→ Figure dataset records
========================================
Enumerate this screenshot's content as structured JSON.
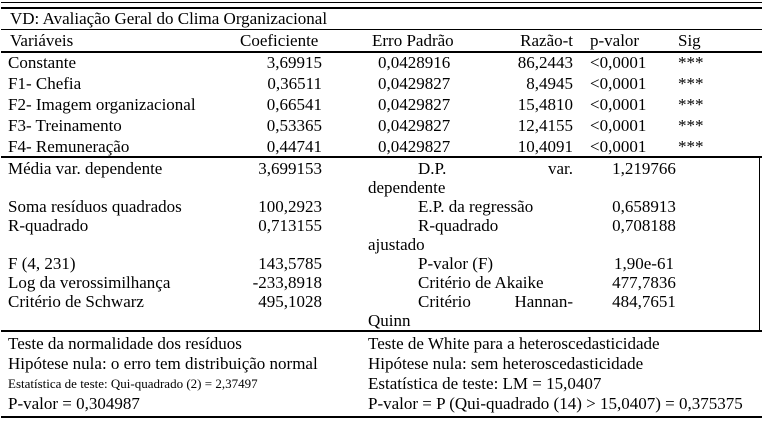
{
  "title": "VD: Avaliação Geral do Clima Organizacional",
  "header": {
    "variaveis": "Variáveis",
    "coeficiente": "Coeficiente",
    "erro_padrao": "Erro Padrão",
    "razao_t": "Razão-t",
    "p_valor": "p-valor",
    "sig": "Sig"
  },
  "coefficients": [
    {
      "variable": "Constante",
      "coef": "3,69915",
      "se": "0,0428916",
      "t": "86,2443",
      "p": "<0,0001",
      "sig": "***"
    },
    {
      "variable": "F1- Chefia",
      "coef": "0,36511",
      "se": "0,0429827",
      "t": "8,4945",
      "p": "<0,0001",
      "sig": "***"
    },
    {
      "variable": "F2- Imagem organizacional",
      "coef": "0,66541",
      "se": "0,0429827",
      "t": "15,4810",
      "p": "<0,0001",
      "sig": "***"
    },
    {
      "variable": "F3- Treinamento",
      "coef": "0,53365",
      "se": "0,0429827",
      "t": "12,4155",
      "p": "<0,0001",
      "sig": "***"
    },
    {
      "variable": "F4- Remuneração",
      "coef": "0,44741",
      "se": "0,0429827",
      "t": "10,4091",
      "p": "<0,0001",
      "sig": "***"
    }
  ],
  "stats": [
    {
      "left_label": "Média var. dependente",
      "left_value": "3,699153",
      "right_label_lines": [
        "D.P. var.",
        "dependente"
      ],
      "right_label": "D.P. var. dependente",
      "right_value": "1,219766"
    },
    {
      "left_label": "Soma resíduos quadrados",
      "left_value": "100,2923",
      "right_label_lines": [
        "E.P. da regressão"
      ],
      "right_label": "E.P. da regressão",
      "right_value": "0,658913"
    },
    {
      "left_label": "R-quadrado",
      "left_value": "0,713155",
      "right_label_lines": [
        "R-quadrado",
        "ajustado"
      ],
      "right_label": "R-quadrado ajustado",
      "right_value": "0,708188"
    },
    {
      "left_label": "F (4, 231)",
      "left_value": "143,5785",
      "right_label_lines": [
        "P-valor (F)"
      ],
      "right_label": "P-valor (F)",
      "right_value": "1,90e-61"
    },
    {
      "left_label": "Log da verossimilhança",
      "left_value": "-233,8918",
      "right_label_lines": [
        "Critério de Akaike"
      ],
      "right_label": "Critério de Akaike",
      "right_value": "477,7836"
    },
    {
      "left_label": "Critério de Schwarz",
      "left_value": "495,1028",
      "right_label_lines": [
        "Critério Hannan-",
        "Quinn"
      ],
      "right_label": "Critério Hannan-Quinn",
      "right_value": "484,7651"
    }
  ],
  "tests": {
    "left_lines": [
      {
        "text": "Teste da normalidade dos resíduos",
        "small": false
      },
      {
        "text": "Hipótese nula: o erro tem distribuição normal",
        "small": false
      },
      {
        "text": "Estatística de teste: Qui-quadrado (2) = 2,37497",
        "small": true
      },
      {
        "text": "P-valor = 0,304987",
        "small": false
      }
    ],
    "right_lines": [
      "Teste de White para a heteroscedasticidade",
      "Hipótese nula: sem heteroscedasticidade",
      "Estatística de teste: LM = 15,0407",
      "P-valor = P (Qui-quadrado (14) > 15,0407) = 0,375375"
    ]
  },
  "colors": {
    "text": "#000000",
    "background": "#ffffff",
    "rule": "#000000"
  }
}
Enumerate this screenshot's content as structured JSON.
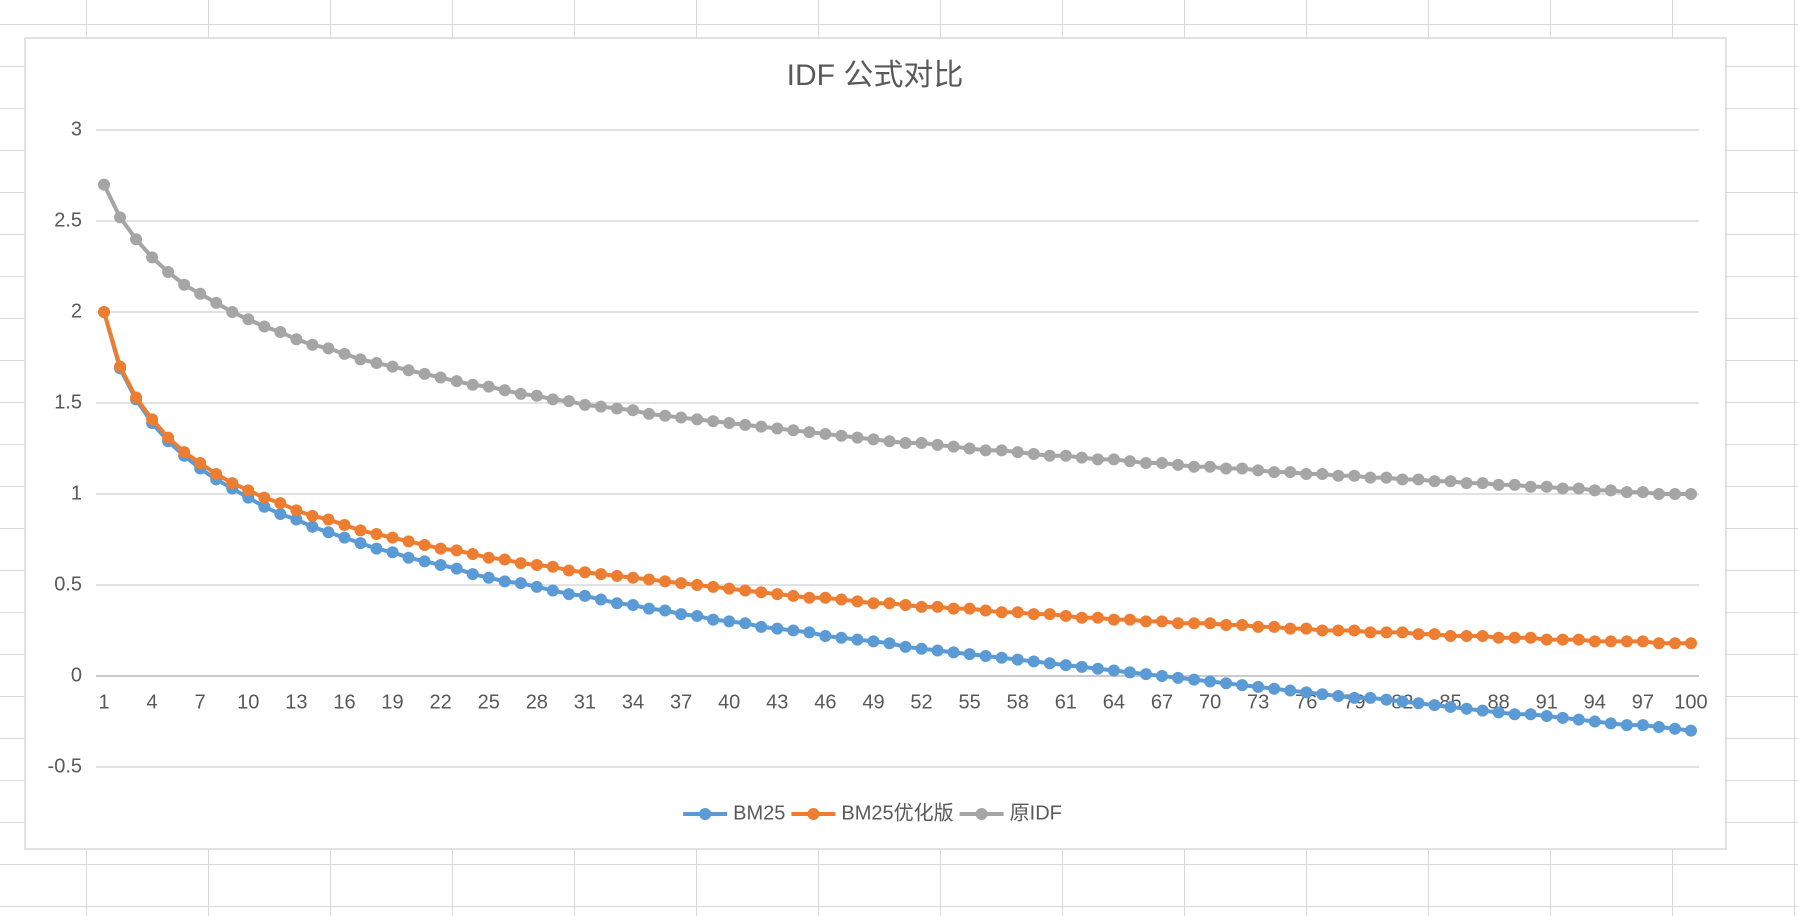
{
  "chart_data": {
    "type": "line",
    "title": "IDF 公式对比",
    "categories": [
      "1",
      null,
      null,
      "4",
      null,
      null,
      "7",
      null,
      null,
      "10",
      null,
      null,
      "13",
      null,
      null,
      "16",
      null,
      null,
      "19",
      null,
      null,
      "22",
      null,
      null,
      "25",
      null,
      null,
      "28",
      null,
      null,
      "31",
      null,
      null,
      "34",
      null,
      null,
      "37",
      null,
      null,
      "40",
      null,
      null,
      "43",
      null,
      null,
      "46",
      null,
      null,
      "49",
      null,
      null,
      "52",
      null,
      null,
      "55",
      null,
      null,
      "58",
      null,
      null,
      "61",
      null,
      null,
      "64",
      null,
      null,
      "67",
      null,
      null,
      "70",
      null,
      null,
      "73",
      null,
      null,
      "76",
      null,
      null,
      "79",
      null,
      null,
      "82",
      null,
      null,
      "85",
      null,
      null,
      "88",
      null,
      null,
      "91",
      null,
      null,
      "94",
      null,
      null,
      "97",
      null,
      null,
      "100"
    ],
    "series": [
      {
        "name": "BM25",
        "color": "#5b9bd5",
        "values": [
          2.0,
          1.69,
          1.52,
          1.39,
          1.29,
          1.21,
          1.14,
          1.08,
          1.03,
          0.98,
          0.93,
          0.89,
          0.86,
          0.82,
          0.79,
          0.76,
          0.73,
          0.7,
          0.68,
          0.65,
          0.63,
          0.61,
          0.59,
          0.56,
          0.54,
          0.52,
          0.51,
          0.49,
          0.47,
          0.45,
          0.44,
          0.42,
          0.4,
          0.39,
          0.37,
          0.36,
          0.34,
          0.33,
          0.31,
          0.3,
          0.29,
          0.27,
          0.26,
          0.25,
          0.24,
          0.22,
          0.21,
          0.2,
          0.19,
          0.18,
          0.16,
          0.15,
          0.14,
          0.13,
          0.12,
          0.11,
          0.1,
          0.09,
          0.08,
          0.07,
          0.06,
          0.05,
          0.04,
          0.03,
          0.02,
          0.01,
          0,
          -0.01,
          -0.02,
          -0.03,
          -0.04,
          -0.05,
          -0.06,
          -0.07,
          -0.08,
          -0.09,
          -0.1,
          -0.11,
          -0.12,
          -0.12,
          -0.13,
          -0.14,
          -0.15,
          -0.16,
          -0.17,
          -0.18,
          -0.19,
          -0.2,
          -0.21,
          -0.21,
          -0.22,
          -0.23,
          -0.24,
          -0.25,
          -0.26,
          -0.27,
          -0.27,
          -0.28,
          -0.29,
          -0.3
        ]
      },
      {
        "name": "BM25优化版",
        "color": "#ed7d31",
        "values": [
          2.0,
          1.7,
          1.53,
          1.41,
          1.31,
          1.23,
          1.17,
          1.11,
          1.06,
          1.02,
          0.98,
          0.95,
          0.91,
          0.88,
          0.86,
          0.83,
          0.8,
          0.78,
          0.76,
          0.74,
          0.72,
          0.7,
          0.69,
          0.67,
          0.65,
          0.64,
          0.62,
          0.61,
          0.6,
          0.58,
          0.57,
          0.56,
          0.55,
          0.54,
          0.53,
          0.52,
          0.51,
          0.5,
          0.49,
          0.48,
          0.47,
          0.46,
          0.45,
          0.44,
          0.43,
          0.43,
          0.42,
          0.41,
          0.4,
          0.4,
          0.39,
          0.38,
          0.38,
          0.37,
          0.37,
          0.36,
          0.35,
          0.35,
          0.34,
          0.34,
          0.33,
          0.32,
          0.32,
          0.31,
          0.31,
          0.3,
          0.3,
          0.29,
          0.29,
          0.29,
          0.28,
          0.28,
          0.27,
          0.27,
          0.26,
          0.26,
          0.25,
          0.25,
          0.25,
          0.24,
          0.24,
          0.24,
          0.23,
          0.23,
          0.22,
          0.22,
          0.22,
          0.21,
          0.21,
          0.21,
          0.2,
          0.2,
          0.2,
          0.19,
          0.19,
          0.19,
          0.19,
          0.18,
          0.18,
          0.18
        ]
      },
      {
        "name": "原IDF",
        "color": "#a5a5a5",
        "values": [
          2.7,
          2.52,
          2.4,
          2.3,
          2.22,
          2.15,
          2.1,
          2.05,
          2.0,
          1.96,
          1.92,
          1.89,
          1.85,
          1.82,
          1.8,
          1.77,
          1.74,
          1.72,
          1.7,
          1.68,
          1.66,
          1.64,
          1.62,
          1.6,
          1.59,
          1.57,
          1.55,
          1.54,
          1.52,
          1.51,
          1.49,
          1.48,
          1.47,
          1.46,
          1.44,
          1.43,
          1.42,
          1.41,
          1.4,
          1.39,
          1.38,
          1.37,
          1.36,
          1.35,
          1.34,
          1.33,
          1.32,
          1.31,
          1.3,
          1.29,
          1.28,
          1.28,
          1.27,
          1.26,
          1.25,
          1.24,
          1.24,
          1.23,
          1.22,
          1.21,
          1.21,
          1.2,
          1.19,
          1.19,
          1.18,
          1.17,
          1.17,
          1.16,
          1.15,
          1.15,
          1.14,
          1.14,
          1.13,
          1.12,
          1.12,
          1.11,
          1.11,
          1.1,
          1.1,
          1.09,
          1.09,
          1.08,
          1.08,
          1.07,
          1.07,
          1.06,
          1.06,
          1.05,
          1.05,
          1.04,
          1.04,
          1.03,
          1.03,
          1.02,
          1.02,
          1.01,
          1.01,
          1.0,
          1.0,
          1.0
        ]
      }
    ],
    "ylim": [
      -0.5,
      3
    ],
    "yticks": [
      -0.5,
      0,
      0.5,
      1,
      1.5,
      2,
      2.5,
      3
    ],
    "grid": true,
    "legend": "bottom"
  }
}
========================================
→ TASK OBJECTIVE
Which lines hold the word "Critério"? Show each one.

→ COMPLETED TASK
        "Critério de Akaike"
      "right_label": "Critério de Akaike",
      "left_label": "Critério de Schwarz",
        "Critério Hannan-",
      "right_label": "Critério Hannan-Quinn",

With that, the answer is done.